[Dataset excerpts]
========================================

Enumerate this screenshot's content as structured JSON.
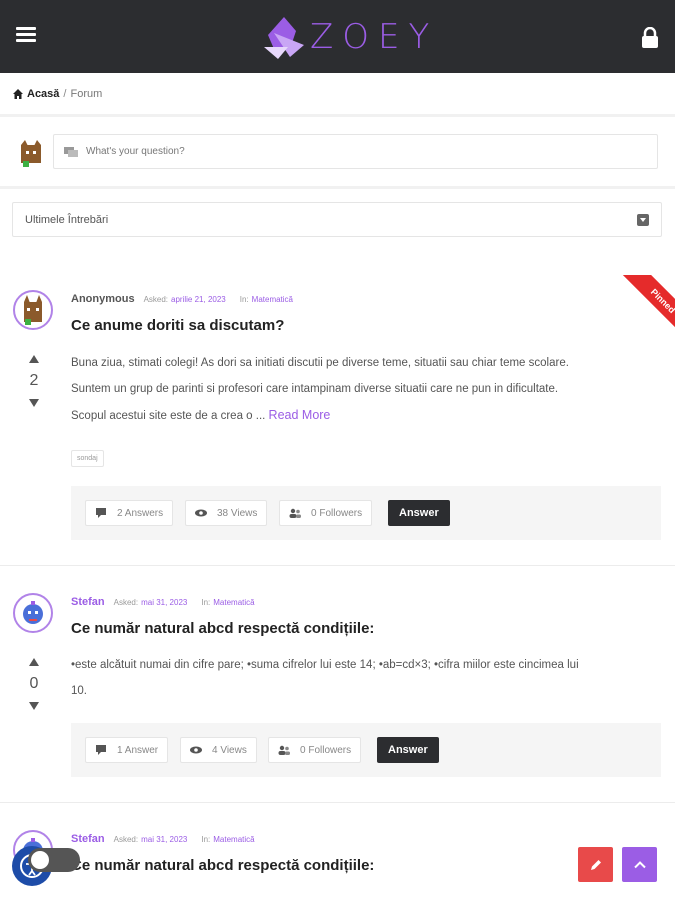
{
  "header": {
    "logo_text": "ZOEY",
    "brand_color": "#9b5de5",
    "menu_icon": "menu-icon",
    "lock_icon": "lock-icon"
  },
  "breadcrumb": {
    "home": "Acasă",
    "separator": "/",
    "current": "Forum"
  },
  "ask": {
    "placeholder": "What's your question?"
  },
  "filter": {
    "selected": "Ultimele Întrebări"
  },
  "questions": [
    {
      "author": "Anonymous",
      "asked_label": "Asked:",
      "date": "aprilie 21, 2023",
      "in_label": "In:",
      "category": "Matematică",
      "title": "Ce anume doriti sa discutam?",
      "votes": "2",
      "body": [
        "Buna ziua, stimati colegi! As dori sa initiati discutii pe diverse teme, situatii sau chiar teme scolare.",
        "Suntem un grup de parinti si profesori care intampinam diverse situatii care ne pun in dificultate.",
        "Scopul acestui site este de a crea o ..."
      ],
      "read_more": "Read More",
      "tag": "sondaj",
      "pinned": "Pinned",
      "answers": "2 Answers",
      "views": "38 Views",
      "followers": "0 Followers",
      "answer_button": "Answer"
    },
    {
      "author": "Stefan",
      "asked_label": "Asked:",
      "date": "mai 31, 2023",
      "in_label": "In:",
      "category": "Matematică",
      "title": "Ce număr natural abcd respectă condițiile:",
      "votes": "0",
      "body": [
        "•este alcătuit numai din cifre pare; •suma cifrelor lui este 14; •ab=cd×3; •cifra miilor este cincimea lui",
        "10."
      ],
      "answers": "1 Answer",
      "views": "4 Views",
      "followers": "0 Followers",
      "answer_button": "Answer"
    },
    {
      "author": "Stefan",
      "asked_label": "Asked:",
      "date": "mai 31, 2023",
      "in_label": "In:",
      "category": "Matematică",
      "title": "Ce număr natural abcd respectă condițiile:"
    }
  ],
  "fabs": {
    "edit_icon": "pencil-icon",
    "top_icon": "chevron-up-icon"
  }
}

========================================

**WRITTEN TASK**
Repeat the preceding records precisely, and leave every picture out of the copy.

**RESPONSE**
Enumerate this screenshot's content as structured JSON.
{
  "header": {
    "logo_text": "ZOEY",
    "brand_color": "#9b5de5",
    "menu_icon": "menu-icon",
    "lock_icon": "lock-icon"
  },
  "breadcrumb": {
    "home": "Acasă",
    "separator": "/",
    "current": "Forum"
  },
  "ask": {
    "placeholder": "What's your question?"
  },
  "filter": {
    "selected": "Ultimele Întrebări"
  },
  "questions": [
    {
      "author": "Anonymous",
      "asked_label": "Asked:",
      "date": "aprilie 21, 2023",
      "in_label": "In:",
      "category": "Matematică",
      "title": "Ce anume doriti sa discutam?",
      "votes": "2",
      "body": [
        "Buna ziua, stimati colegi! As dori sa initiati discutii pe diverse teme, situatii sau chiar teme scolare.",
        "Suntem un grup de parinti si profesori care intampinam diverse situatii care ne pun in dificultate.",
        "Scopul acestui site este de a crea o ..."
      ],
      "read_more": "Read More",
      "tag": "sondaj",
      "pinned": "Pinned",
      "answers": "2 Answers",
      "views": "38 Views",
      "followers": "0 Followers",
      "answer_button": "Answer"
    },
    {
      "author": "Stefan",
      "asked_label": "Asked:",
      "date": "mai 31, 2023",
      "in_label": "In:",
      "category": "Matematică",
      "title": "Ce număr natural abcd respectă condițiile:",
      "votes": "0",
      "body": [
        "•este alcătuit numai din cifre pare; •suma cifrelor lui este 14; •ab=cd×3; •cifra miilor este cincimea lui",
        "10."
      ],
      "answers": "1 Answer",
      "views": "4 Views",
      "followers": "0 Followers",
      "answer_button": "Answer"
    },
    {
      "author": "Stefan",
      "asked_label": "Asked:",
      "date": "mai 31, 2023",
      "in_label": "In:",
      "category": "Matematică",
      "title": "Ce număr natural abcd respectă condițiile:"
    }
  ],
  "fabs": {
    "edit_icon": "pencil-icon",
    "top_icon": "chevron-up-icon"
  }
}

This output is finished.